Each line that holds the word "rogaty" counts once; give the total number of such lines and nothing else.

-- start Records provided --

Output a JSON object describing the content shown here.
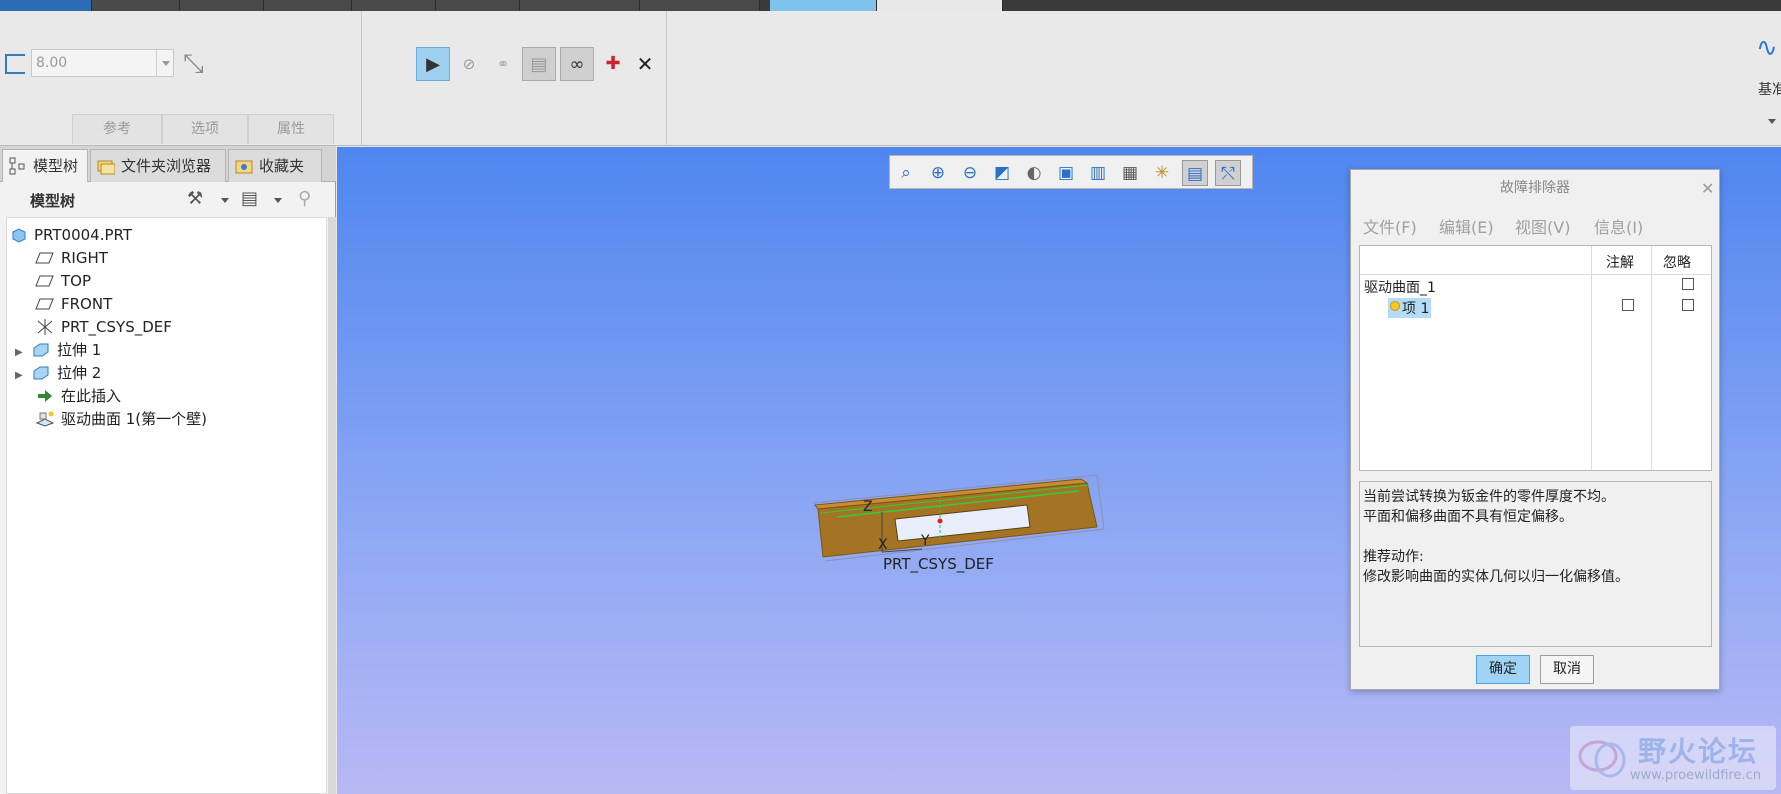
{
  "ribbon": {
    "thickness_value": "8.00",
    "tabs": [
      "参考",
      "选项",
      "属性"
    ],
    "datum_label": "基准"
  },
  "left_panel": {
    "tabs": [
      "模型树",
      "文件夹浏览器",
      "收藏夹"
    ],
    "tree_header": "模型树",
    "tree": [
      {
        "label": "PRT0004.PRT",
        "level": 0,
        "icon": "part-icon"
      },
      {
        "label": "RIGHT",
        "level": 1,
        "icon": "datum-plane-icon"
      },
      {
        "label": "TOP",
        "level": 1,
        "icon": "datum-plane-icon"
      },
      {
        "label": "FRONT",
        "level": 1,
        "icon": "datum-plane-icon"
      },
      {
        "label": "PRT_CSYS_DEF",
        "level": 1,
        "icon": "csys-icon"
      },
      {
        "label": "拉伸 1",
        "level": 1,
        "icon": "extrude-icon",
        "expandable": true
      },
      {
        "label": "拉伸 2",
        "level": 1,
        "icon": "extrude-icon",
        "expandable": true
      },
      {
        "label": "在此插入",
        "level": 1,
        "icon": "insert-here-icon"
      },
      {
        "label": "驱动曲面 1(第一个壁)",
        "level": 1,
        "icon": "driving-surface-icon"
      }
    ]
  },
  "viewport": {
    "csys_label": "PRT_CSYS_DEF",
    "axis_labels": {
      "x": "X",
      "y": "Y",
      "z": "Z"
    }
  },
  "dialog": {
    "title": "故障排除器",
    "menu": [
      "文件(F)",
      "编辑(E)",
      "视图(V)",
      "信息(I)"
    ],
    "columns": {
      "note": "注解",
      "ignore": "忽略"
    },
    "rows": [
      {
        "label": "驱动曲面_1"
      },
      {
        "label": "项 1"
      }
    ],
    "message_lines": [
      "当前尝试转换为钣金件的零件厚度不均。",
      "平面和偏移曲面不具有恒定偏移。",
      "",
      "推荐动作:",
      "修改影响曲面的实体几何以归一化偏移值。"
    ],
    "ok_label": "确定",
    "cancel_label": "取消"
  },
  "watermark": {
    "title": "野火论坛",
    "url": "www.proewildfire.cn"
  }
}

-- end Records provided --
-- start Records provided --

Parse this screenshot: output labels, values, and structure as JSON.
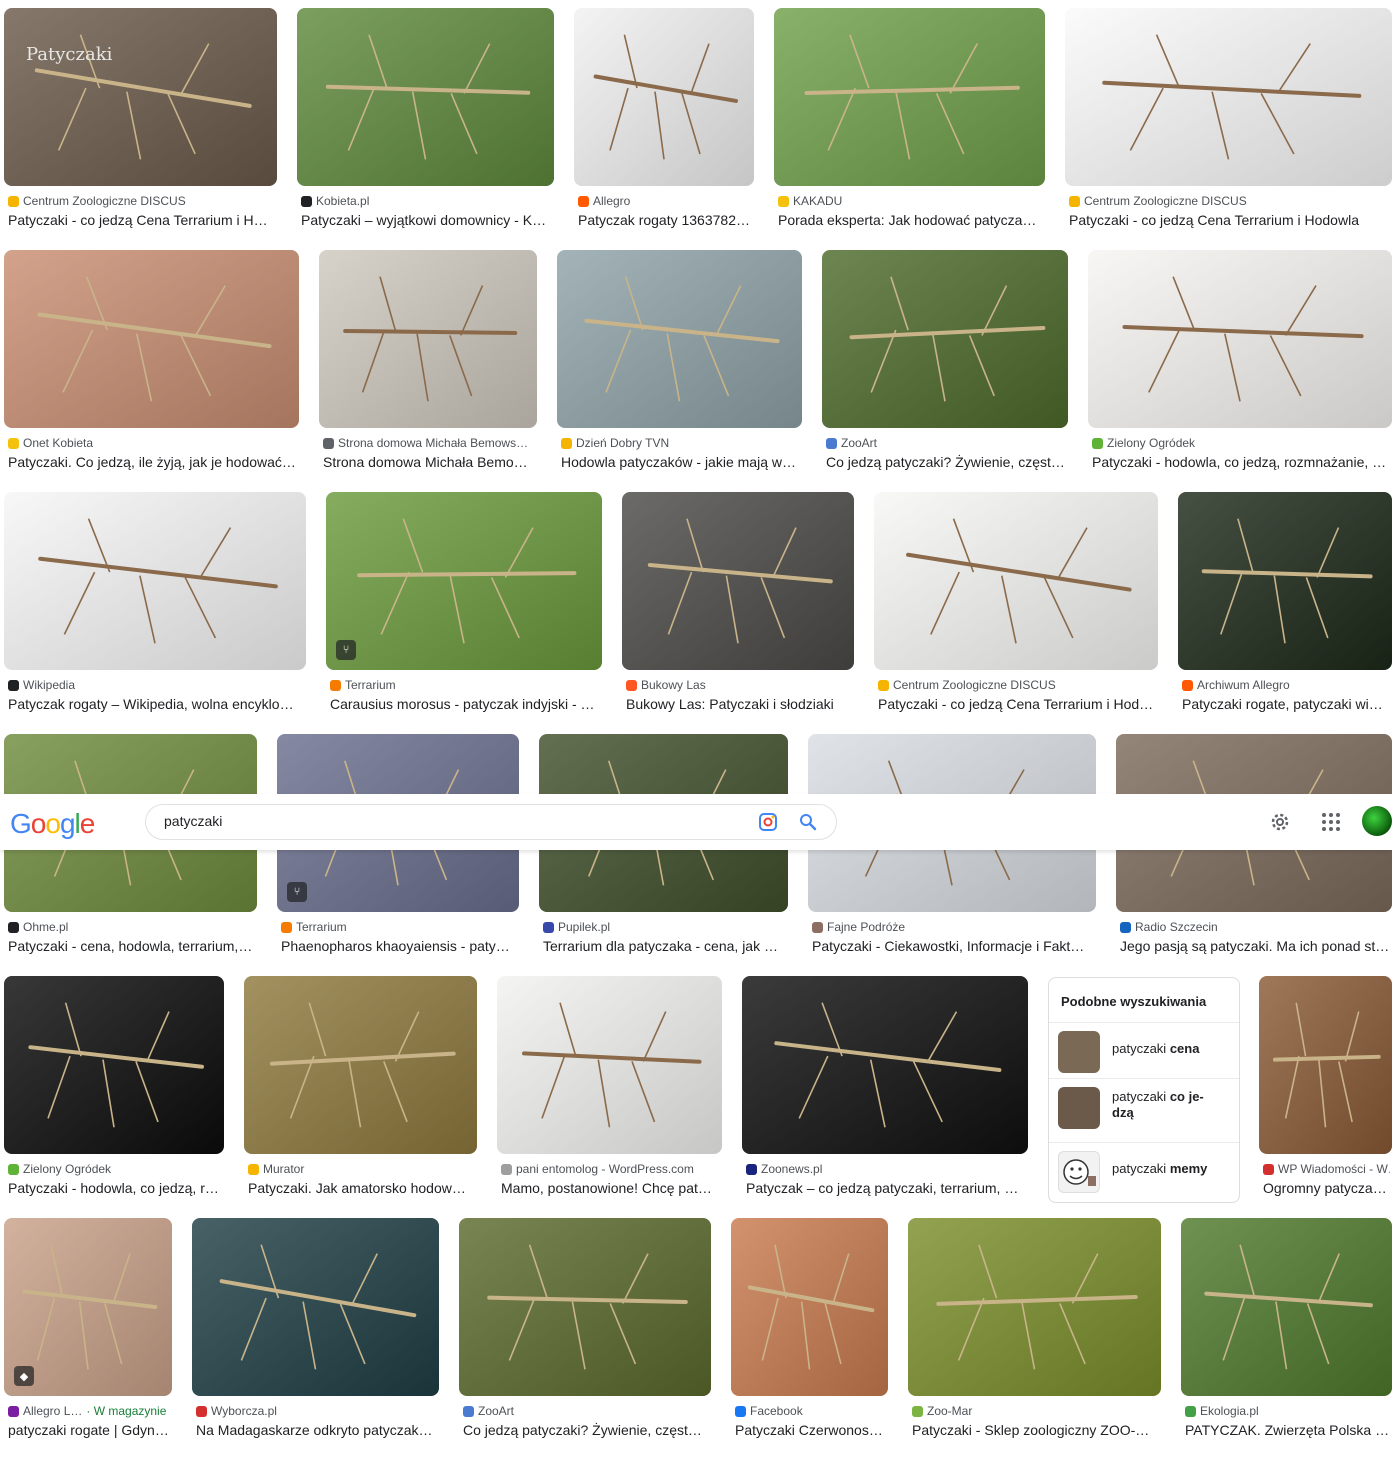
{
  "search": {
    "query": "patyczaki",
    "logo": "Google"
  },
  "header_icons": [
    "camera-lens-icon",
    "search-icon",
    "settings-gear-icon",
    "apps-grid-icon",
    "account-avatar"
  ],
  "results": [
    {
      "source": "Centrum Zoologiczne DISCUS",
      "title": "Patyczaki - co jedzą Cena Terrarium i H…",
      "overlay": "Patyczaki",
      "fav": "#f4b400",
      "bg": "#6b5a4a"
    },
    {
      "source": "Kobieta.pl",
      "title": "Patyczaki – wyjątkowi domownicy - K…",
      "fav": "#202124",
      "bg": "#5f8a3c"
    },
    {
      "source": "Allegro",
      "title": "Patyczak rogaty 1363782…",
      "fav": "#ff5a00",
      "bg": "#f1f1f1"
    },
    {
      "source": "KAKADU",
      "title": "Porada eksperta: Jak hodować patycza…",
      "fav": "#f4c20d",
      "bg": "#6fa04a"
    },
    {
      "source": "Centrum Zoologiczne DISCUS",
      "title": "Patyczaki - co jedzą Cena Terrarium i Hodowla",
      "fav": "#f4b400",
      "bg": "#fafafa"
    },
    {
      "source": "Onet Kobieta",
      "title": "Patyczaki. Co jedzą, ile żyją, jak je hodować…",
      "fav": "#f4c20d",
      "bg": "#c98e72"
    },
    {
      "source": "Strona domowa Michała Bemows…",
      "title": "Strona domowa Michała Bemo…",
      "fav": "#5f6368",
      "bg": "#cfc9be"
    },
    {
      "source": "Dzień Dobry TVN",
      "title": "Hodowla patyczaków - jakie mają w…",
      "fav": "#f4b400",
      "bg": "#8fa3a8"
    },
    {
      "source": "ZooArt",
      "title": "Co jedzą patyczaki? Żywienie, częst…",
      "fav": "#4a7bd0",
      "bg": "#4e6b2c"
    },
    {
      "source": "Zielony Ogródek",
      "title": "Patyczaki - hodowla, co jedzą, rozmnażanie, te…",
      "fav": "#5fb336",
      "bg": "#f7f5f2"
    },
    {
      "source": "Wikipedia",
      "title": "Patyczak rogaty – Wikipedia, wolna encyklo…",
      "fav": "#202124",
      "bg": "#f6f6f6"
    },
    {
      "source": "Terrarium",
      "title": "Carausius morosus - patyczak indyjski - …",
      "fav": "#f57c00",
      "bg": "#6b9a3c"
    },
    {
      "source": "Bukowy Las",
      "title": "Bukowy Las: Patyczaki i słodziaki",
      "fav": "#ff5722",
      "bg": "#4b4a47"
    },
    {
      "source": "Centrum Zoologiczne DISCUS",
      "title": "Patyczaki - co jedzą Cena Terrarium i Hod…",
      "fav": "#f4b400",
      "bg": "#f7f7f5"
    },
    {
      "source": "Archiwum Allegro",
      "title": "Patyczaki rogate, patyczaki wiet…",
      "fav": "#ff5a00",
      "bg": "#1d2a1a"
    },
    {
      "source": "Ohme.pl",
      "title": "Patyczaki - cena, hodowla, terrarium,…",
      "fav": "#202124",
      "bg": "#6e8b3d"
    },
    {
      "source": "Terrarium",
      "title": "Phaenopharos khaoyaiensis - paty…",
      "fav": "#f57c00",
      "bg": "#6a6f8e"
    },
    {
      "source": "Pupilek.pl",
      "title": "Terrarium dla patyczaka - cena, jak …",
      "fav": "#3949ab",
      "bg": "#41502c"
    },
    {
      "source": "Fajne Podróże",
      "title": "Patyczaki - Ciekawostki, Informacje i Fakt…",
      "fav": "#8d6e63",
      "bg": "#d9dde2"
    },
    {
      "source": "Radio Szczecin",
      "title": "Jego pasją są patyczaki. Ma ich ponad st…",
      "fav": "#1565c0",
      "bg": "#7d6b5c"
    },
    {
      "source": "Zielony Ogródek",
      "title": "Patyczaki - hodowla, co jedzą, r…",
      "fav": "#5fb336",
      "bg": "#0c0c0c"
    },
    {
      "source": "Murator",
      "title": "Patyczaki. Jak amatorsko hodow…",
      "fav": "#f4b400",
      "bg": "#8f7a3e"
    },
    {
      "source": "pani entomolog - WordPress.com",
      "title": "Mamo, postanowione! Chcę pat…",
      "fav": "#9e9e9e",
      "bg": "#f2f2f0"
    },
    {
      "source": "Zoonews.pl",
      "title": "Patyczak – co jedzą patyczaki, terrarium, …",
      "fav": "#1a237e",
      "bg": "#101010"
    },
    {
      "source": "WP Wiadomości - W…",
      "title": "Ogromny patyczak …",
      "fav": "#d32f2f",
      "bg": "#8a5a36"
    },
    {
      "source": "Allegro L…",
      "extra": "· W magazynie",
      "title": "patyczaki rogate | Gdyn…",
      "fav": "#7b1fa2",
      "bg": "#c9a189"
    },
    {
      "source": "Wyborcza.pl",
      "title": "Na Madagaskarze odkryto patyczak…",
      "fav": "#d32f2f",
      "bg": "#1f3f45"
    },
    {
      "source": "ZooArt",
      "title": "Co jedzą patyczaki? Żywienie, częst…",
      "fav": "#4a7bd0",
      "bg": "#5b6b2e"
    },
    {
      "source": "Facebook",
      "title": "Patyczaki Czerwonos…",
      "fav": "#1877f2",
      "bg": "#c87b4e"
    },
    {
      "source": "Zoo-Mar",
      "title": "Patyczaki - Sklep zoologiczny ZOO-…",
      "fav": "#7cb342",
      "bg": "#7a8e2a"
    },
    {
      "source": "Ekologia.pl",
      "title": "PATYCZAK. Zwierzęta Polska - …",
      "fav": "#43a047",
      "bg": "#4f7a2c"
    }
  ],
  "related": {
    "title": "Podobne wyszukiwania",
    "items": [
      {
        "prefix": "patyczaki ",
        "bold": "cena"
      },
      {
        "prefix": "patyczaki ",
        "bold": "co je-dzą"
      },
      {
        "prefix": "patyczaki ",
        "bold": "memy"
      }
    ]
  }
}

-- end Records provided --

The output. 2